Listing >>
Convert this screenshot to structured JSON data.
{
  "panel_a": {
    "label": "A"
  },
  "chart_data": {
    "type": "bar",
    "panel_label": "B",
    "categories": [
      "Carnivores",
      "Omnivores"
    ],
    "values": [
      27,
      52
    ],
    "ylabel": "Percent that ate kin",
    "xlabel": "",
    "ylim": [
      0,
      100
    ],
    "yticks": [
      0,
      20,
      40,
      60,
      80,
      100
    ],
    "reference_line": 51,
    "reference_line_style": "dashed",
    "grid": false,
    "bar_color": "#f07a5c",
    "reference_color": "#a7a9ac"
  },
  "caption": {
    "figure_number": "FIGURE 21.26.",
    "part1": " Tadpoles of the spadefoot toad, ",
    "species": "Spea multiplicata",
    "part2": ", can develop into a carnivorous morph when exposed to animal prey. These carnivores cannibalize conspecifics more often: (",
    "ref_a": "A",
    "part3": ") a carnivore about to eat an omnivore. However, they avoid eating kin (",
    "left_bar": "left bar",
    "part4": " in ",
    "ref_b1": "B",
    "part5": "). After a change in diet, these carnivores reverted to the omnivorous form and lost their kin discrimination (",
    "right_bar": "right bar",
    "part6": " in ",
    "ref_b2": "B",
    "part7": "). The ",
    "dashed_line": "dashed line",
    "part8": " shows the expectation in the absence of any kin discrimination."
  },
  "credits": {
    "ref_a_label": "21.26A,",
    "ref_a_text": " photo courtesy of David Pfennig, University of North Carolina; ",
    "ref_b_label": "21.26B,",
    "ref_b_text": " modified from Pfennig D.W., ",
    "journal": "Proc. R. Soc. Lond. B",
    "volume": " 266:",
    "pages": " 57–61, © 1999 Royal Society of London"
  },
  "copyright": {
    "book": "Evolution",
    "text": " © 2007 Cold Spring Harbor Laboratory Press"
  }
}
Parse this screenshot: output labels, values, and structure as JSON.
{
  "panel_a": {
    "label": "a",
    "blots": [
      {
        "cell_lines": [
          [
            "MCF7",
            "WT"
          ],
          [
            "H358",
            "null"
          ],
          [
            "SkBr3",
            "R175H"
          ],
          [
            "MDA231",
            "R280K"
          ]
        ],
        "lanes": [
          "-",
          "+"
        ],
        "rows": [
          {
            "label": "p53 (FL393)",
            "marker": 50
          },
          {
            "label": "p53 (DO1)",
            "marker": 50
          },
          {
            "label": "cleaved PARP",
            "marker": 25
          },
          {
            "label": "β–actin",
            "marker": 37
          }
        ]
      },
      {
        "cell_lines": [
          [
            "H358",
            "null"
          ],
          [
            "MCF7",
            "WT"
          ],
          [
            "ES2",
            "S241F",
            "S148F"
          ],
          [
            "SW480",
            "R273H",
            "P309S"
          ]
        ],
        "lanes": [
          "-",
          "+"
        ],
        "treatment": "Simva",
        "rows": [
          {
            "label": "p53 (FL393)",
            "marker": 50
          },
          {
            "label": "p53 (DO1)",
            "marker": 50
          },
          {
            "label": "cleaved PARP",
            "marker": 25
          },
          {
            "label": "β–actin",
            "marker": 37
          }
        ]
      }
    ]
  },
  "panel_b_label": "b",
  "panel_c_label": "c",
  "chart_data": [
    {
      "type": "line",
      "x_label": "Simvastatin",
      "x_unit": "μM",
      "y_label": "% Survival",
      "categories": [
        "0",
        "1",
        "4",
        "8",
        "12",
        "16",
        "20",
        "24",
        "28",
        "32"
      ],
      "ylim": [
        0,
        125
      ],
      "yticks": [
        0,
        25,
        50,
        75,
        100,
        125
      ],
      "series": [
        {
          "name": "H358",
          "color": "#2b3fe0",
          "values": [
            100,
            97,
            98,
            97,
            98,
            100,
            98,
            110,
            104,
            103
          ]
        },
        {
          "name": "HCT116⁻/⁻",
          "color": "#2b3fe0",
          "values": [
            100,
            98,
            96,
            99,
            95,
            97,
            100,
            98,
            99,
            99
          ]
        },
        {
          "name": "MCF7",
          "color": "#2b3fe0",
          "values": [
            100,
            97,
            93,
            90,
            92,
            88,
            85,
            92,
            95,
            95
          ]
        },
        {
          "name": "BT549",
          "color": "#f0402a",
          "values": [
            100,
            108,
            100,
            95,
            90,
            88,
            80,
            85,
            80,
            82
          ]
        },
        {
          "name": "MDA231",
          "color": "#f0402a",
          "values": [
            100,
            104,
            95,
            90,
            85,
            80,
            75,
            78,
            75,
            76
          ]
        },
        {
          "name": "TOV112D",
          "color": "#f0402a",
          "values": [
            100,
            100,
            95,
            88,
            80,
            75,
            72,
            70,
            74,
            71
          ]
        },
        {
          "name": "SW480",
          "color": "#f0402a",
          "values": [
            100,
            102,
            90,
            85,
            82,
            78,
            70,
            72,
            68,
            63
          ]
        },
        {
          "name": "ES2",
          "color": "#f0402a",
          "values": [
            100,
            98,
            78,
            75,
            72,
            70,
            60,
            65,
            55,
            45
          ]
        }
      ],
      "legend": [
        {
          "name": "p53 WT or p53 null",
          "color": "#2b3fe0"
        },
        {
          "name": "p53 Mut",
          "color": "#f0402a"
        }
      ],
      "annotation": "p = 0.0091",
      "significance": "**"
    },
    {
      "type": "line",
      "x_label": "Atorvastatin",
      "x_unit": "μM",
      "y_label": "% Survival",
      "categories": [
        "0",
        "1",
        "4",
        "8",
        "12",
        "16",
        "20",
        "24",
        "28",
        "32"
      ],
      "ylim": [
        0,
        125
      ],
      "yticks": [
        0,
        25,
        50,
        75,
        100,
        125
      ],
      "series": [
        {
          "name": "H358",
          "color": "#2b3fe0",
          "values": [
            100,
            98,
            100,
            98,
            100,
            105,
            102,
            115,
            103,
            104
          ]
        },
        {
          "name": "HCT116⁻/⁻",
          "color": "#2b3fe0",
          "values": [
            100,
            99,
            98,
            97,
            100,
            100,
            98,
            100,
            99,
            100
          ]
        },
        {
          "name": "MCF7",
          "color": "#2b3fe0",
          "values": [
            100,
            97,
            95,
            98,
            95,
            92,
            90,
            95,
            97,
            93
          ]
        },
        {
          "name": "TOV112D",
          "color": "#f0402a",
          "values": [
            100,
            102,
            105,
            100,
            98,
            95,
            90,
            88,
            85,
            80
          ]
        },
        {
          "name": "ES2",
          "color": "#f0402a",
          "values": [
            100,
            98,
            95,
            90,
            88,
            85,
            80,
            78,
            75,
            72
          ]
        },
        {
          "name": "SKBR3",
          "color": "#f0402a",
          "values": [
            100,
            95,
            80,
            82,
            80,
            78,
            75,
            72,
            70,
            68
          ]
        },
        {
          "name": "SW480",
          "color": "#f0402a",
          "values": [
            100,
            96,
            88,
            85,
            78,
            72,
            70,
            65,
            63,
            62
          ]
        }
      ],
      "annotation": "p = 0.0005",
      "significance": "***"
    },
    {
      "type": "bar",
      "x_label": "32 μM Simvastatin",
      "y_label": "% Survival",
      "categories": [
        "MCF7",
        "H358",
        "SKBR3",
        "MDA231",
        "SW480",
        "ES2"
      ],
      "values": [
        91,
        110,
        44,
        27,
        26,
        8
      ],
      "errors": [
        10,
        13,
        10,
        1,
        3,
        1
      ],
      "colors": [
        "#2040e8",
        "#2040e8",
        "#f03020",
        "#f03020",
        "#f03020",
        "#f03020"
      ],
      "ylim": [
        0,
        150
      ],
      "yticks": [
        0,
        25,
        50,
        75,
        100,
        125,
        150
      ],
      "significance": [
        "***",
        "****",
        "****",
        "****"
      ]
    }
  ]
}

The exercise >>
Write only the number of lines in the records that include the word "Pfennig".

Output below >>
2